-- WHAT IS REQUIRED --
Make an exact copy of the records, dropping all pictures.

Saved entries
########
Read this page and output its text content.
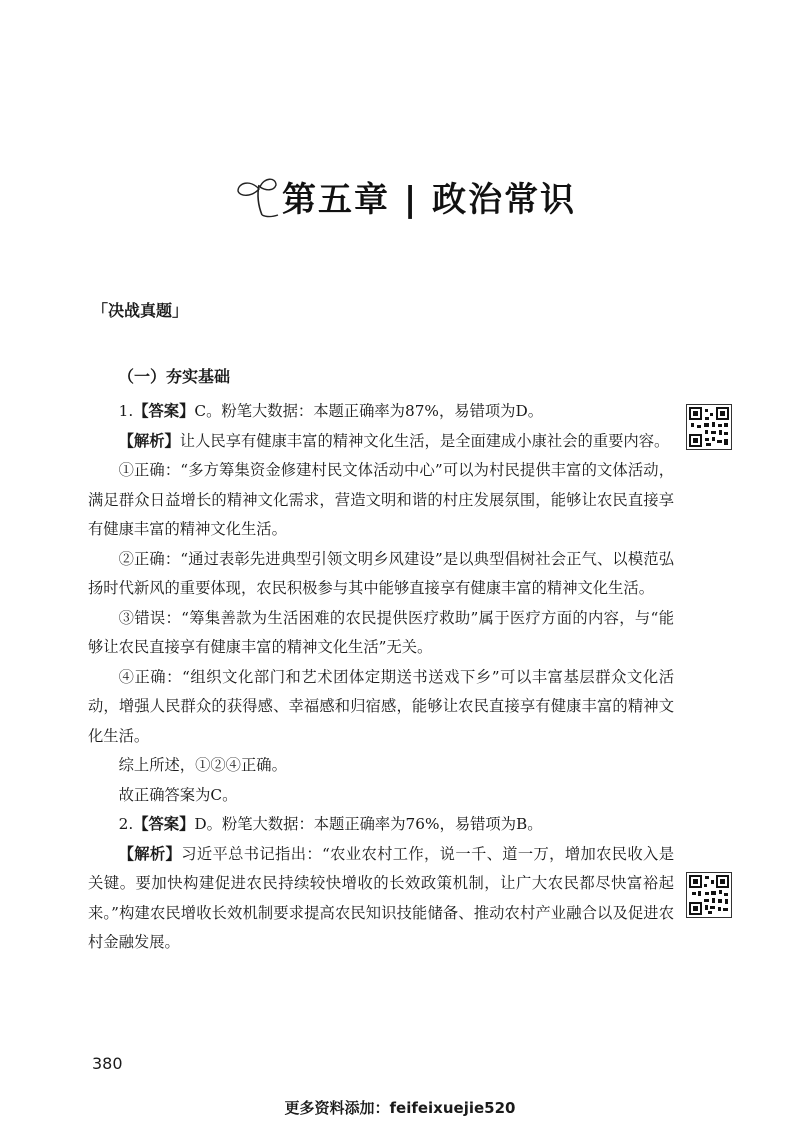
第五章 | 政治常识
「决战真题」
（一）夯实基础

1.【答案】C。粉笔大数据：本题正确率为87%，易错项为D。

【解析】让人民享有健康丰富的精神文化生活，是全面建成小康社会的重要内容。

①正确：“多方筹集资金修建村民文体活动中心”可以为村民提供丰富的文体活动，满足群众日益增长的精神文化需求，营造文明和谐的村庄发展氛围，能够让农民直接享有健康丰富的精神文化生活。

②正确：“通过表彰先进典型引领文明乡风建设”是以典型倡树社会正气、以模范弘扬时代新风的重要体现，农民积极参与其中能够直接享有健康丰富的精神文化生活。

③错误：“筹集善款为生活困难的农民提供医疗救助”属于医疗方面的内容，与“能够让农民直接享有健康丰富的精神文化生活”无关。

④正确：“组织文化部门和艺术团体定期送书送戏下乡”可以丰富基层群众文化活动，增强人民群众的获得感、幸福感和归宿感，能够让农民直接享有健康丰富的精神文化生活。

综上所述，①②④正确。

故正确答案为C。

2.【答案】D。粉笔大数据：本题正确率为76%，易错项为B。

【解析】习近平总书记指出：“农业农村工作，说一千、道一万，增加农民收入是关键。要加快构建促进农民持续较快增收的长效政策机制，让广大农民都尽快富裕起来。”构建农民增收长效机制要求提高农民知识技能储备、推动农村产业融合以及促进农村金融发展。

380
更多资料添加：feifeixuejie520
########
-- REPLY TO THE EXERCISE --
Read this page and output its text content.
第五章 | 政治常识
「决战真题」
（一）夯实基础

1.【答案】C。粉笔大数据：本题正确率为87%，易错项为D。

【解析】让人民享有健康丰富的精神文化生活，是全面建成小康社会的重要内容。

①正确：“多方筹集资金修建村民文体活动中心”可以为村民提供丰富的文体活动，满足群众日益增长的精神文化需求，营造文明和谐的村庄发展氛围，能够让农民直接享有健康丰富的精神文化生活。

②正确：“通过表彰先进典型引领文明乡风建设”是以典型倡树社会正气、以模范弘扬时代新风的重要体现，农民积极参与其中能够直接享有健康丰富的精神文化生活。

③错误：“筹集善款为生活困难的农民提供医疗救助”属于医疗方面的内容，与“能够让农民直接享有健康丰富的精神文化生活”无关。

④正确：“组织文化部门和艺术团体定期送书送戏下乡”可以丰富基层群众文化活动，增强人民群众的获得感、幸福感和归宿感，能够让农民直接享有健康丰富的精神文化生活。

综上所述，①②④正确。

故正确答案为C。

2.【答案】D。粉笔大数据：本题正确率为76%，易错项为B。

【解析】习近平总书记指出：“农业农村工作，说一千、道一万，增加农民收入是关键。要加快构建促进农民持续较快增收的长效政策机制，让广大农民都尽快富裕起来。”构建农民增收长效机制要求提高农民知识技能储备、推动农村产业融合以及促进农村金融发展。

380
更多资料添加：feifeixuejie520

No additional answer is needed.